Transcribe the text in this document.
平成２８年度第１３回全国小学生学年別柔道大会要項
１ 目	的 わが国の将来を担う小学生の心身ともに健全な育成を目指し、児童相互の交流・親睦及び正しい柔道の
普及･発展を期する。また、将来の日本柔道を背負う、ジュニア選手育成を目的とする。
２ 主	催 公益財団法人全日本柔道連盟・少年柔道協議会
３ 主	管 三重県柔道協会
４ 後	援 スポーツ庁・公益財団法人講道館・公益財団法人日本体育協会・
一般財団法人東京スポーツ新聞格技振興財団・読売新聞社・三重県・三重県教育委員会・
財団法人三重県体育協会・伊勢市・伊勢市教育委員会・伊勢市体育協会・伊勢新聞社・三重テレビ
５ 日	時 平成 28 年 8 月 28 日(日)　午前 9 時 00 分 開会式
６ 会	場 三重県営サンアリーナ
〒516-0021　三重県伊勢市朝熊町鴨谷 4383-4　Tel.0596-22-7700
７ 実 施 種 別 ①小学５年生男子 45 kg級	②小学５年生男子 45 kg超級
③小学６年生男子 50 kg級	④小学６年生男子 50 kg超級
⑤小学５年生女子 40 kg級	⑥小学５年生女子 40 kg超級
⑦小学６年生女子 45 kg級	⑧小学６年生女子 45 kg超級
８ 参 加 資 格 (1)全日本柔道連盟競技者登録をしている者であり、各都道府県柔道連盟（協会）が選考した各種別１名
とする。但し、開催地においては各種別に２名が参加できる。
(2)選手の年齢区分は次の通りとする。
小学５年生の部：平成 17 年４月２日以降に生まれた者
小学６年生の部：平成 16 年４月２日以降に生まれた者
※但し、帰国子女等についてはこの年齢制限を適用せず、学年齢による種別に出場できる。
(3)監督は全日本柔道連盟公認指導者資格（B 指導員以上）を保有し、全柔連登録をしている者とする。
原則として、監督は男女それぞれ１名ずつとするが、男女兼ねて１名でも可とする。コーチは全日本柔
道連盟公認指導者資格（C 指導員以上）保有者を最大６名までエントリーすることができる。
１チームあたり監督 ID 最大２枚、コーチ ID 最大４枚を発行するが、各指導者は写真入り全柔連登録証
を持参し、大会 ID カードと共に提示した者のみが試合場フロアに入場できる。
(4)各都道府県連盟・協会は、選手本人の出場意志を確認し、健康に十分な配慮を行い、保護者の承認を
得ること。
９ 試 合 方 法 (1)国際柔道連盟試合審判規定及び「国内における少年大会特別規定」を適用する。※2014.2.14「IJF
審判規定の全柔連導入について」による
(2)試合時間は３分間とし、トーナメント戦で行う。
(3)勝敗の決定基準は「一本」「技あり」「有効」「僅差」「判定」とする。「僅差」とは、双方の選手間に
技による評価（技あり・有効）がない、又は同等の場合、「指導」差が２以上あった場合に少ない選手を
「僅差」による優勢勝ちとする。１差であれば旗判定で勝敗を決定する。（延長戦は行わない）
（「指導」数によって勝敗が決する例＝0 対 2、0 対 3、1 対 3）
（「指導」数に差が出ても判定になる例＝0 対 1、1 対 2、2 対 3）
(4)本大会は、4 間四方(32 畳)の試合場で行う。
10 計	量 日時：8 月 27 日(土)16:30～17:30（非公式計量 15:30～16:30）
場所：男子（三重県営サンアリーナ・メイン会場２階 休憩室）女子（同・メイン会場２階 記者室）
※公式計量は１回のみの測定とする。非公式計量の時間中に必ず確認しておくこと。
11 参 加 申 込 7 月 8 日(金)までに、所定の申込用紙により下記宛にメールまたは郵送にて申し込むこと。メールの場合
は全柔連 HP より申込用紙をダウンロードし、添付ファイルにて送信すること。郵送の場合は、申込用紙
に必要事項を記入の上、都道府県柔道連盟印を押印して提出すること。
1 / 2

□ □ □ □

§ **What this task involves**
Repeat the lines above exactly.

§ **Solution for this task**
Transcribe the text in this document.
平成２８年度第１３回全国小学生学年別柔道大会要項
１ 目	的 わが国の将来を担う小学生の心身ともに健全な育成を目指し、児童相互の交流・親睦及び正しい柔道の
普及･発展を期する。また、将来の日本柔道を背負う、ジュニア選手育成を目的とする。
２ 主	催 公益財団法人全日本柔道連盟・少年柔道協議会
３ 主	管 三重県柔道協会
４ 後	援 スポーツ庁・公益財団法人講道館・公益財団法人日本体育協会・
一般財団法人東京スポーツ新聞格技振興財団・読売新聞社・三重県・三重県教育委員会・
財団法人三重県体育協会・伊勢市・伊勢市教育委員会・伊勢市体育協会・伊勢新聞社・三重テレビ
５ 日	時 平成 28 年 8 月 28 日(日)　午前 9 時 00 分 開会式
６ 会	場 三重県営サンアリーナ
〒516-0021　三重県伊勢市朝熊町鴨谷 4383-4　Tel.0596-22-7700
７ 実 施 種 別 ①小学５年生男子 45 kg級	②小学５年生男子 45 kg超級
③小学６年生男子 50 kg級	④小学６年生男子 50 kg超級
⑤小学５年生女子 40 kg級	⑥小学５年生女子 40 kg超級
⑦小学６年生女子 45 kg級	⑧小学６年生女子 45 kg超級
８ 参 加 資 格 (1)全日本柔道連盟競技者登録をしている者であり、各都道府県柔道連盟（協会）が選考した各種別１名
とする。但し、開催地においては各種別に２名が参加できる。
(2)選手の年齢区分は次の通りとする。
小学５年生の部：平成 17 年４月２日以降に生まれた者
小学６年生の部：平成 16 年４月２日以降に生まれた者
※但し、帰国子女等についてはこの年齢制限を適用せず、学年齢による種別に出場できる。
(3)監督は全日本柔道連盟公認指導者資格（B 指導員以上）を保有し、全柔連登録をしている者とする。
原則として、監督は男女それぞれ１名ずつとするが、男女兼ねて１名でも可とする。コーチは全日本柔
道連盟公認指導者資格（C 指導員以上）保有者を最大６名までエントリーすることができる。
１チームあたり監督 ID 最大２枚、コーチ ID 最大４枚を発行するが、各指導者は写真入り全柔連登録証
を持参し、大会 ID カードと共に提示した者のみが試合場フロアに入場できる。
(4)各都道府県連盟・協会は、選手本人の出場意志を確認し、健康に十分な配慮を行い、保護者の承認を
得ること。
９ 試 合 方 法 (1)国際柔道連盟試合審判規定及び「国内における少年大会特別規定」を適用する。※2014.2.14「IJF
審判規定の全柔連導入について」による
(2)試合時間は３分間とし、トーナメント戦で行う。
(3)勝敗の決定基準は「一本」「技あり」「有効」「僅差」「判定」とする。「僅差」とは、双方の選手間に
技による評価（技あり・有効）がない、又は同等の場合、「指導」差が２以上あった場合に少ない選手を
「僅差」による優勢勝ちとする。１差であれば旗判定で勝敗を決定する。（延長戦は行わない）
（「指導」数によって勝敗が決する例＝0 対 2、0 対 3、1 対 3）
（「指導」数に差が出ても判定になる例＝0 対 1、1 対 2、2 対 3）
(4)本大会は、4 間四方(32 畳)の試合場で行う。
10 計	量 日時：8 月 27 日(土)16:30～17:30（非公式計量 15:30～16:30）
場所：男子（三重県営サンアリーナ・メイン会場２階 休憩室）女子（同・メイン会場２階 記者室）
※公式計量は１回のみの測定とする。非公式計量の時間中に必ず確認しておくこと。
11 参 加 申 込 7 月 8 日(金)までに、所定の申込用紙により下記宛にメールまたは郵送にて申し込むこと。メールの場合
は全柔連 HP より申込用紙をダウンロードし、添付ファイルにて送信すること。郵送の場合は、申込用紙
に必要事項を記入の上、都道府県柔道連盟印を押印して提出すること。
1 / 2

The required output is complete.